▶ **Task goal**
Return the listing below word for word.

******************************

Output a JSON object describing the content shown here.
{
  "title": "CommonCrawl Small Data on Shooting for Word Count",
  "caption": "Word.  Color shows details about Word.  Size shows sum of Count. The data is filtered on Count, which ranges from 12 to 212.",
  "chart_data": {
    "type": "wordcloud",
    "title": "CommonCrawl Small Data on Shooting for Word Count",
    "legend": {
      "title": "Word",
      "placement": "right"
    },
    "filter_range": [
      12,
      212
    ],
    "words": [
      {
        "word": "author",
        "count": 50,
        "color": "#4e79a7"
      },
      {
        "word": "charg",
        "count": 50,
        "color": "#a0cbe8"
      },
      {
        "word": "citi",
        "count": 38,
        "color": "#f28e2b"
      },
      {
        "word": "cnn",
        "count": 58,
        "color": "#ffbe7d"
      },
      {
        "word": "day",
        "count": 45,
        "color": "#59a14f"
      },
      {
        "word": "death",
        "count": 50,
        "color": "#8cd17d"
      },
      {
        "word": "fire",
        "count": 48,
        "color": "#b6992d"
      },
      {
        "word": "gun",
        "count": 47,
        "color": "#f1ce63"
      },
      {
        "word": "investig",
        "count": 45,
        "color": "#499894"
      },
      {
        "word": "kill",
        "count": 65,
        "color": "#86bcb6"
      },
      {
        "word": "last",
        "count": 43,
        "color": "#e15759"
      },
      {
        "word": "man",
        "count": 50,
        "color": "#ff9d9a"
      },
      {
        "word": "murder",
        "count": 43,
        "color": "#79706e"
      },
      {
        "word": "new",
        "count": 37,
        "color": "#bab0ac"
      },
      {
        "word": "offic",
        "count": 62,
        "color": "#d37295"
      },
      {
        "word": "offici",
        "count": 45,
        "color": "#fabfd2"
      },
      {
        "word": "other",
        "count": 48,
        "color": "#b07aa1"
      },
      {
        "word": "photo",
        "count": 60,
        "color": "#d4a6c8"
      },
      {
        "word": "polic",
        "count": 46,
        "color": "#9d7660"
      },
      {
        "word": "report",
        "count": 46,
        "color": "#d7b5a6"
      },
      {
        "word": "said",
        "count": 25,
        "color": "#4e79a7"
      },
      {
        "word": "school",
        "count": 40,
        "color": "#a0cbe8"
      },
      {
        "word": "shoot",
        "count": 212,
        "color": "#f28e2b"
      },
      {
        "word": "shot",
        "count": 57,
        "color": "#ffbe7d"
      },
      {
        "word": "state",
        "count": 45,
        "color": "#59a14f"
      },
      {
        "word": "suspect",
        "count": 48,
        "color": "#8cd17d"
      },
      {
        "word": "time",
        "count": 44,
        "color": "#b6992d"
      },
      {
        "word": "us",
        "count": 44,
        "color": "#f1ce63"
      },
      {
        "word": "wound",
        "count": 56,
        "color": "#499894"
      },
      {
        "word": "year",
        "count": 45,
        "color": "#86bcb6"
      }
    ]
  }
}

******************************

▶ **Reply to the exercise**
Output a JSON object describing the content shown here.
{
  "title": "CommonCrawl Small Data on Shooting for Word Count",
  "caption": "Word.  Color shows details about Word.  Size shows sum of Count. The data is filtered on Count, which ranges from 12 to 212.",
  "chart_data": {
    "type": "wordcloud",
    "title": "CommonCrawl Small Data on Shooting for Word Count",
    "legend": {
      "title": "Word",
      "placement": "right"
    },
    "filter_range": [
      12,
      212
    ],
    "words": [
      {
        "word": "author",
        "count": 50,
        "color": "#4e79a7"
      },
      {
        "word": "charg",
        "count": 50,
        "color": "#a0cbe8"
      },
      {
        "word": "citi",
        "count": 38,
        "color": "#f28e2b"
      },
      {
        "word": "cnn",
        "count": 58,
        "color": "#ffbe7d"
      },
      {
        "word": "day",
        "count": 45,
        "color": "#59a14f"
      },
      {
        "word": "death",
        "count": 50,
        "color": "#8cd17d"
      },
      {
        "word": "fire",
        "count": 48,
        "color": "#b6992d"
      },
      {
        "word": "gun",
        "count": 47,
        "color": "#f1ce63"
      },
      {
        "word": "investig",
        "count": 45,
        "color": "#499894"
      },
      {
        "word": "kill",
        "count": 65,
        "color": "#86bcb6"
      },
      {
        "word": "last",
        "count": 43,
        "color": "#e15759"
      },
      {
        "word": "man",
        "count": 50,
        "color": "#ff9d9a"
      },
      {
        "word": "murder",
        "count": 43,
        "color": "#79706e"
      },
      {
        "word": "new",
        "count": 37,
        "color": "#bab0ac"
      },
      {
        "word": "offic",
        "count": 62,
        "color": "#d37295"
      },
      {
        "word": "offici",
        "count": 45,
        "color": "#fabfd2"
      },
      {
        "word": "other",
        "count": 48,
        "color": "#b07aa1"
      },
      {
        "word": "photo",
        "count": 60,
        "color": "#d4a6c8"
      },
      {
        "word": "polic",
        "count": 46,
        "color": "#9d7660"
      },
      {
        "word": "report",
        "count": 46,
        "color": "#d7b5a6"
      },
      {
        "word": "said",
        "count": 25,
        "color": "#4e79a7"
      },
      {
        "word": "school",
        "count": 40,
        "color": "#a0cbe8"
      },
      {
        "word": "shoot",
        "count": 212,
        "color": "#f28e2b"
      },
      {
        "word": "shot",
        "count": 57,
        "color": "#ffbe7d"
      },
      {
        "word": "state",
        "count": 45,
        "color": "#59a14f"
      },
      {
        "word": "suspect",
        "count": 48,
        "color": "#8cd17d"
      },
      {
        "word": "time",
        "count": 44,
        "color": "#b6992d"
      },
      {
        "word": "us",
        "count": 44,
        "color": "#f1ce63"
      },
      {
        "word": "wound",
        "count": 56,
        "color": "#499894"
      },
      {
        "word": "year",
        "count": 45,
        "color": "#86bcb6"
      }
    ]
  }
}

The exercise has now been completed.